▸ **INSTRUCTIONS TO FOLLOW**
Print every entry word for word, but omit the pictures.

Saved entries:
[Start]
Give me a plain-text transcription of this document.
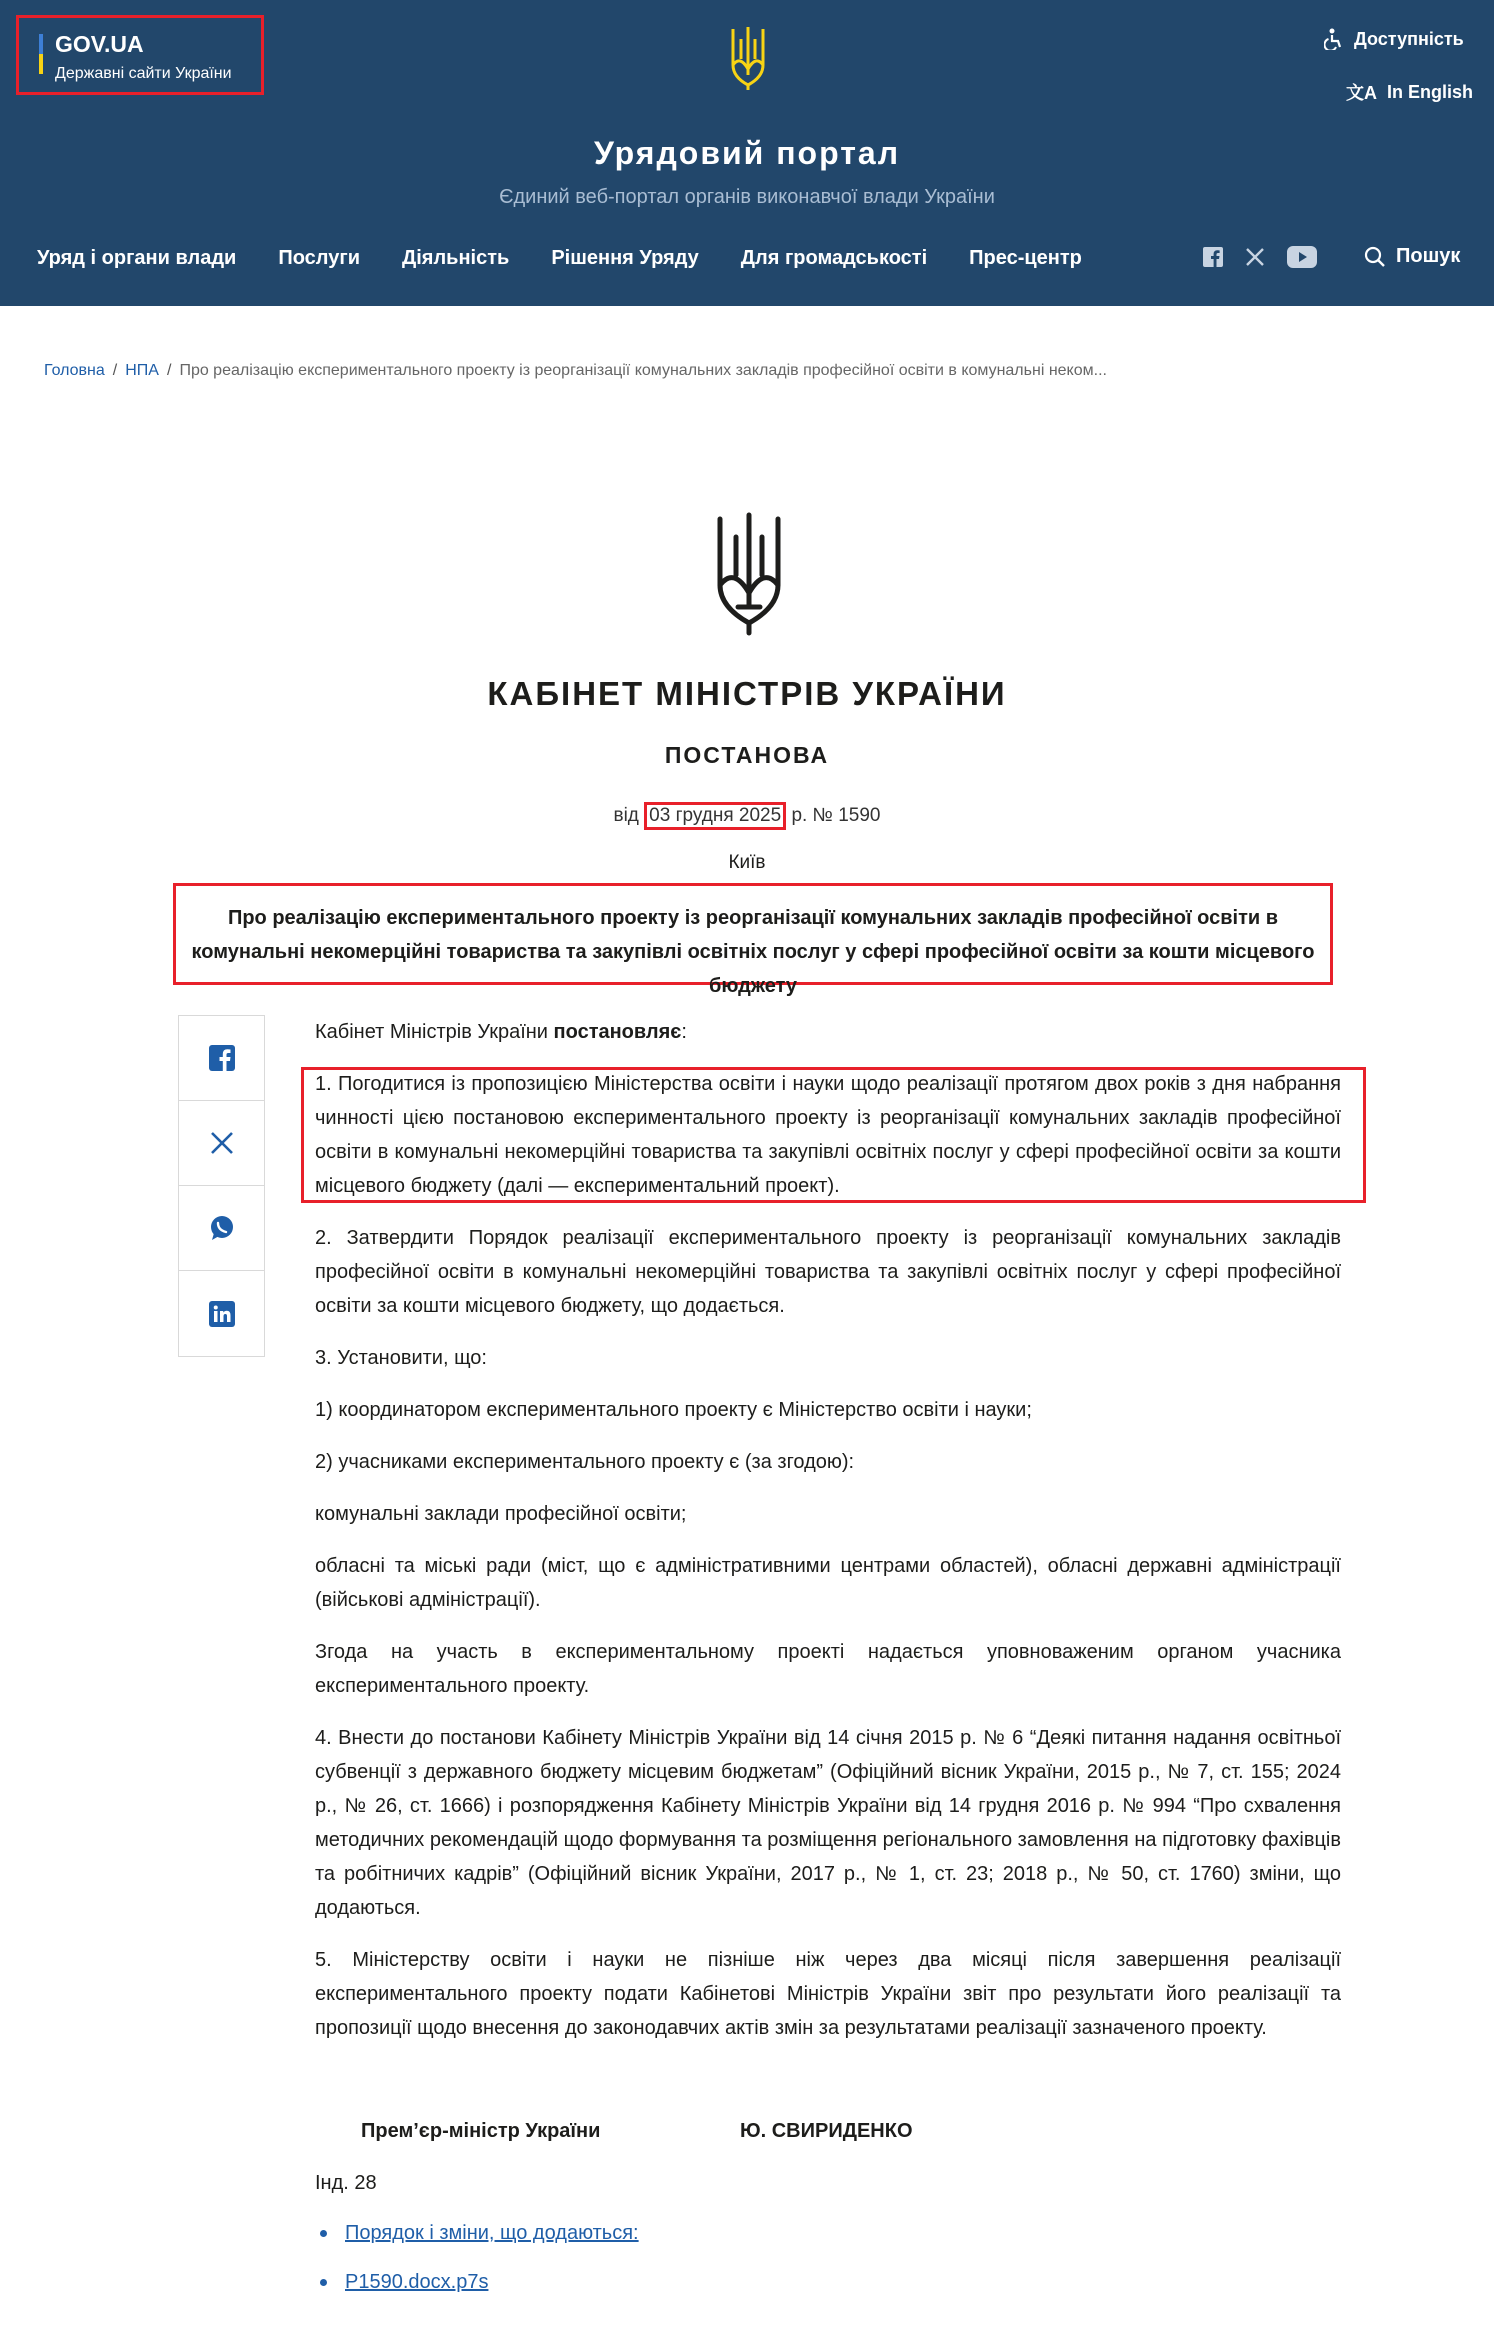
GOV.UA
Державні сайти України
Доступність
文A In English
Урядовий портал
Єдиний веб-портал органів виконавчої влади України
Уряд і органи влади Послуги Діяльність Рішення Уряду Для громадськості Прес-центр	Пошук
Головна / НПА / Про реалізацію експериментального проекту із реорганізації комунальних закладів професійної освіти в комунальні неком...
КАБІНЕТ МІНІСТРІВ УКРАЇНИ
ПОСТАНОВА
від 03 грудня 2025 р. № 1590
Київ
Про реалізацію експериментального проекту із реорганізації комунальних закладів професійної освіти в комунальні некомерційні товариства та закупівлі освітніх послуг у сфері професійної освіти за кошти місцевого бюджету

Кабінет Міністрів України постановляє:

1. Погодитися із пропозицією Міністерства освіти і науки щодо реалізації протягом двох років з дня набрання чинності цією постановою експериментального проекту із реорганізації комунальних закладів професійної освіти в комунальні некомерційні товариства та закупівлі освітніх послуг у сфері професійної освіти за кошти місцевого бюджету (далі — експериментальний проект).

2. Затвердити Порядок реалізації експериментального проекту із реорганізації комунальних закладів професійної освіти в комунальні некомерційні товариства та закупівлі освітніх послуг у сфері професійної освіти за кошти місцевого бюджету, що додається.

3. Установити, що:

1) координатором експериментального проекту є Міністерство освіти і науки;

2) учасниками експериментального проекту є (за згодою):

комунальні заклади професійної освіти;

обласні та міські ради (міст, що є адміністративними центрами областей), обласні державні адміністрації (військові адміністрації).

Згода на участь в експериментальному проекті надається уповноваженим органом учасника експериментального проекту.

4. Внести до постанови Кабінету Міністрів України від 14 січня 2015 р. № 6 “Деякі питання надання освітньої субвенції з державного бюджету місцевим бюджетам” (Офіційний вісник України, 2015 р., № 7, ст. 155; 2024 р., № 26, ст. 1666) і розпорядження Кабінету Міністрів України від 14 грудня 2016 р. № 994 “Про схвалення методичних рекомендацій щодо формування та розміщення регіонального замовлення на підготовку фахівців та робітничих кадрів” (Офіційний вісник України, 2017 р., № 1, ст. 23; 2018 р., № 50, ст. 1760) зміни, що додаються.

5. Міністерству освіти і науки не пізніше ніж через два місяці після завершення реалізації експериментального проекту подати Кабінетові Міністрів України звіт про результати його реалізації та пропозиції щодо внесення до законодавчих актів змін за результатами реалізації зазначеного проекту.

Прем’єр-міністр України	Ю. СВИРИДЕНКО
Інд. 28
Порядок і зміни, що додаються:
P1590.docx.p7s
[End]
▸ **ANSWER BELOW**
Give me a plain-text transcription of this document.
GOV.UA
Державні сайти України
Доступність
文A In English
Урядовий портал
Єдиний веб-портал органів виконавчої влади України
Уряд і органи влади Послуги Діяльність Рішення Уряду Для громадськості Прес-центр	Пошук
Головна / НПА / Про реалізацію експериментального проекту із реорганізації комунальних закладів професійної освіти в комунальні неком...
КАБІНЕТ МІНІСТРІВ УКРАЇНИ
ПОСТАНОВА
від 03 грудня 2025 р. № 1590
Київ
Про реалізацію експериментального проекту із реорганізації комунальних закладів професійної освіти в комунальні некомерційні товариства та закупівлі освітніх послуг у сфері професійної освіти за кошти місцевого бюджету

Кабінет Міністрів України постановляє:

1. Погодитися із пропозицією Міністерства освіти і науки щодо реалізації протягом двох років з дня набрання чинності цією постановою експериментального проекту із реорганізації комунальних закладів професійної освіти в комунальні некомерційні товариства та закупівлі освітніх послуг у сфері професійної освіти за кошти місцевого бюджету (далі — експериментальний проект).

2. Затвердити Порядок реалізації експериментального проекту із реорганізації комунальних закладів професійної освіти в комунальні некомерційні товариства та закупівлі освітніх послуг у сфері професійної освіти за кошти місцевого бюджету, що додається.

3. Установити, що:

1) координатором експериментального проекту є Міністерство освіти і науки;

2) учасниками експериментального проекту є (за згодою):

комунальні заклади професійної освіти;

обласні та міські ради (міст, що є адміністративними центрами областей), обласні державні адміністрації (військові адміністрації).

Згода на участь в експериментальному проекті надається уповноваженим органом учасника експериментального проекту.

4. Внести до постанови Кабінету Міністрів України від 14 січня 2015 р. № 6 “Деякі питання надання освітньої субвенції з державного бюджету місцевим бюджетам” (Офіційний вісник України, 2015 р., № 7, ст. 155; 2024 р., № 26, ст. 1666) і розпорядження Кабінету Міністрів України від 14 грудня 2016 р. № 994 “Про схвалення методичних рекомендацій щодо формування та розміщення регіонального замовлення на підготовку фахівців та робітничих кадрів” (Офіційний вісник України, 2017 р., № 1, ст. 23; 2018 р., № 50, ст. 1760) зміни, що додаються.

5. Міністерству освіти і науки не пізніше ніж через два місяці після завершення реалізації експериментального проекту подати Кабінетові Міністрів України звіт про результати його реалізації та пропозиції щодо внесення до законодавчих актів змін за результатами реалізації зазначеного проекту.

Прем’єр-міністр України	Ю. СВИРИДЕНКО
Інд. 28
Порядок і зміни, що додаються:
P1590.docx.p7s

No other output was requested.